- REQUIRED TASK: Copy out every line of the records where the string "this" occurs.

- GIVEN DATA:
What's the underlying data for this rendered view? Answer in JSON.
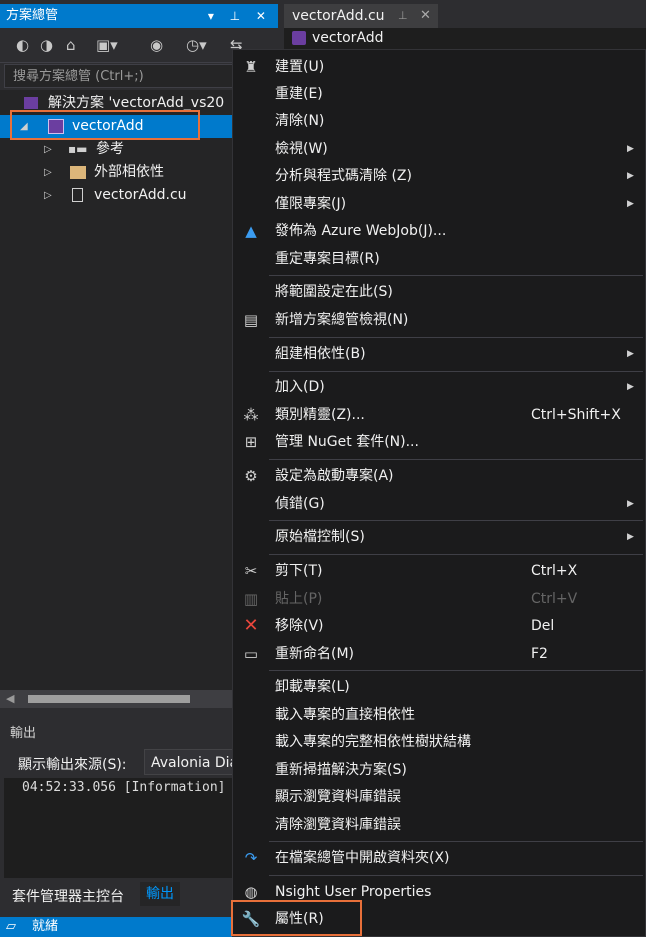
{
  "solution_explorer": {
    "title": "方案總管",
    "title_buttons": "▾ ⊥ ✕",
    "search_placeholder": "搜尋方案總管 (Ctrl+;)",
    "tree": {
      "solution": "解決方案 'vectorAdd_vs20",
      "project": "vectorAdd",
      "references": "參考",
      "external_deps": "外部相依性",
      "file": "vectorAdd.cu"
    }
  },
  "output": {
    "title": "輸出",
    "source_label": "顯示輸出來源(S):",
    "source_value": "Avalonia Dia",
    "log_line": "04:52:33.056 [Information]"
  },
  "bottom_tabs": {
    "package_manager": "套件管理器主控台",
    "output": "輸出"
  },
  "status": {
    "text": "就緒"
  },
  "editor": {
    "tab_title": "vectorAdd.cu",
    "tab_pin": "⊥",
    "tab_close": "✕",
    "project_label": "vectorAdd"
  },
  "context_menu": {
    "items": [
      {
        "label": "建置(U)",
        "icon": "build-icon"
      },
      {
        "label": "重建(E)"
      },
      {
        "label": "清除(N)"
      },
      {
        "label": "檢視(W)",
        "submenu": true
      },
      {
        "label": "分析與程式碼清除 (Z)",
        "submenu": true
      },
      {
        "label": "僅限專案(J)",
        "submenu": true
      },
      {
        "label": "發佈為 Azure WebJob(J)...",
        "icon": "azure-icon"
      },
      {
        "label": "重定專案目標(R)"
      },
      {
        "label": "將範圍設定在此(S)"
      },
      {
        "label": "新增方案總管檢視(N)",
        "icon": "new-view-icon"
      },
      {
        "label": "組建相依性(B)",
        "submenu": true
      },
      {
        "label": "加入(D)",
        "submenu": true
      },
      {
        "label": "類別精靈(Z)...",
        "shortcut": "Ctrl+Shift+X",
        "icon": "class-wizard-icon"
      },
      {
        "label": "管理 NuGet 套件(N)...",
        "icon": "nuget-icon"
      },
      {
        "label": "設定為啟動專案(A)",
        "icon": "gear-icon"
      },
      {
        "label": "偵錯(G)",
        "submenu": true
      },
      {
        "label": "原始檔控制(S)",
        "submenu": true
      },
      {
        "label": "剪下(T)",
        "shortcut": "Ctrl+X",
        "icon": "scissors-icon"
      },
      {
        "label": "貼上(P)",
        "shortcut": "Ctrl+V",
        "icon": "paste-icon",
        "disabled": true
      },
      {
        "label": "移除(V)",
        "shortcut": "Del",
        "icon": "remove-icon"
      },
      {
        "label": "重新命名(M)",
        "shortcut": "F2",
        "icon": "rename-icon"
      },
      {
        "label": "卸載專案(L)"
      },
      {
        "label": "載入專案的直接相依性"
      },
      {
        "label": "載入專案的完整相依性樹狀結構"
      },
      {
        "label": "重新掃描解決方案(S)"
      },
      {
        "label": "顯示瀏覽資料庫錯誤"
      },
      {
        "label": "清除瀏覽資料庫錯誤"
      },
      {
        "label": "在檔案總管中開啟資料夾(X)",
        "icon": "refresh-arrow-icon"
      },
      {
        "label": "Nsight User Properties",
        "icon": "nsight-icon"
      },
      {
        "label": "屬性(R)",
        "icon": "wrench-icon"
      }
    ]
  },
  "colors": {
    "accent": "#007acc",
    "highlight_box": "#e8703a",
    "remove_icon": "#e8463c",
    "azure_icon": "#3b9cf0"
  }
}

...

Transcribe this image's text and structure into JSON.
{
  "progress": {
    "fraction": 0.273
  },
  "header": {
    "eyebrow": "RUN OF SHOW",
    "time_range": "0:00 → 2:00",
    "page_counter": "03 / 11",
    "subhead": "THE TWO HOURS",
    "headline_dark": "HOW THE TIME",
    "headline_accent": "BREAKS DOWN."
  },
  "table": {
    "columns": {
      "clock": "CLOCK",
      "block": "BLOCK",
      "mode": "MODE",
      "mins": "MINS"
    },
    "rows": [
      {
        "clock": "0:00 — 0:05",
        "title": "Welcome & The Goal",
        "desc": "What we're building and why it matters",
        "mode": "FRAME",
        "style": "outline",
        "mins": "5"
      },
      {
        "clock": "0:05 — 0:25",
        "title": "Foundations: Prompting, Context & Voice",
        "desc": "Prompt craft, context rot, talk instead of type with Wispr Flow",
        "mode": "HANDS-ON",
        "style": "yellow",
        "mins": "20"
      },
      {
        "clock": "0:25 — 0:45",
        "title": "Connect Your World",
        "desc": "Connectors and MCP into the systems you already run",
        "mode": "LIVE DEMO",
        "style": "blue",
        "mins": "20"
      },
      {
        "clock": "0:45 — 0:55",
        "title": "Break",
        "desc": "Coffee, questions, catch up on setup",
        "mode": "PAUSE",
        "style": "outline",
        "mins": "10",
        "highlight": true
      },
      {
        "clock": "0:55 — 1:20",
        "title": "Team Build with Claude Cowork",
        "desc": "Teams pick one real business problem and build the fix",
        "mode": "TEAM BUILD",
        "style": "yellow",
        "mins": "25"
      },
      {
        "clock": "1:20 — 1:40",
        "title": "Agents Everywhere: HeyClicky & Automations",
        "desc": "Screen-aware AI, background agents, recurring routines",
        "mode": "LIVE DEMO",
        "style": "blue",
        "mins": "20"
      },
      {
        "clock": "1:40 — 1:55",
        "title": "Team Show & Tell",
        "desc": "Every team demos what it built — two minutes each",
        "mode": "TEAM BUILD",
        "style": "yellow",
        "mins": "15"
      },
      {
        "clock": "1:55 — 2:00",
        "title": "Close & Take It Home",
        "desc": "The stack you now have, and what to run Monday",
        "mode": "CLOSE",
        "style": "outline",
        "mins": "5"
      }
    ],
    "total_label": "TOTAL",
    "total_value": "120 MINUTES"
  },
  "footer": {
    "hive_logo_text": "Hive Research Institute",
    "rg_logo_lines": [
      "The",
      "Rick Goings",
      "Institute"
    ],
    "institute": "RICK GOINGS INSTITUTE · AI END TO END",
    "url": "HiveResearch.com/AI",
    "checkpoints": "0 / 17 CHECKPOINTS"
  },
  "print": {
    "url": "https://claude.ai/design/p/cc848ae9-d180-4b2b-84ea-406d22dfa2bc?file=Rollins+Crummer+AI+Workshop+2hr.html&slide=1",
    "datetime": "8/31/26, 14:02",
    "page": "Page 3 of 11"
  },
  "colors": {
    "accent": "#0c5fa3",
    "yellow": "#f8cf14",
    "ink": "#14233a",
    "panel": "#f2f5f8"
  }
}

---

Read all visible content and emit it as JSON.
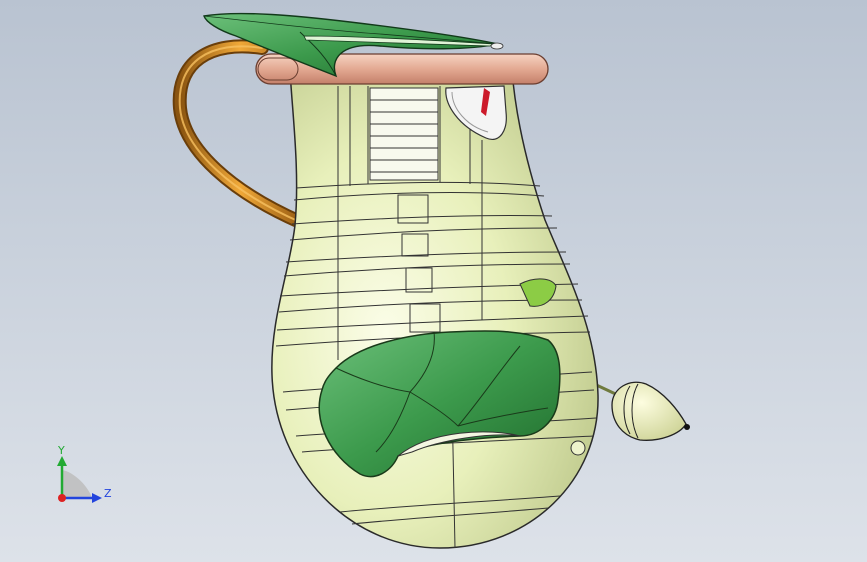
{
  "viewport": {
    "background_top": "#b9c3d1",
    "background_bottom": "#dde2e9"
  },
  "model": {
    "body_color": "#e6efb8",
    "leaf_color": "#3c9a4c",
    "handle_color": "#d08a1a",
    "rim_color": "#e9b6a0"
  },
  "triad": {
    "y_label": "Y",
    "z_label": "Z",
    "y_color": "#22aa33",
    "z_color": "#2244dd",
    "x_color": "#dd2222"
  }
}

- EXERCISE RESULT:
What's the underlying data for this rendered view? Answer in JSON.
Transcribe this image's text and structure into JSON.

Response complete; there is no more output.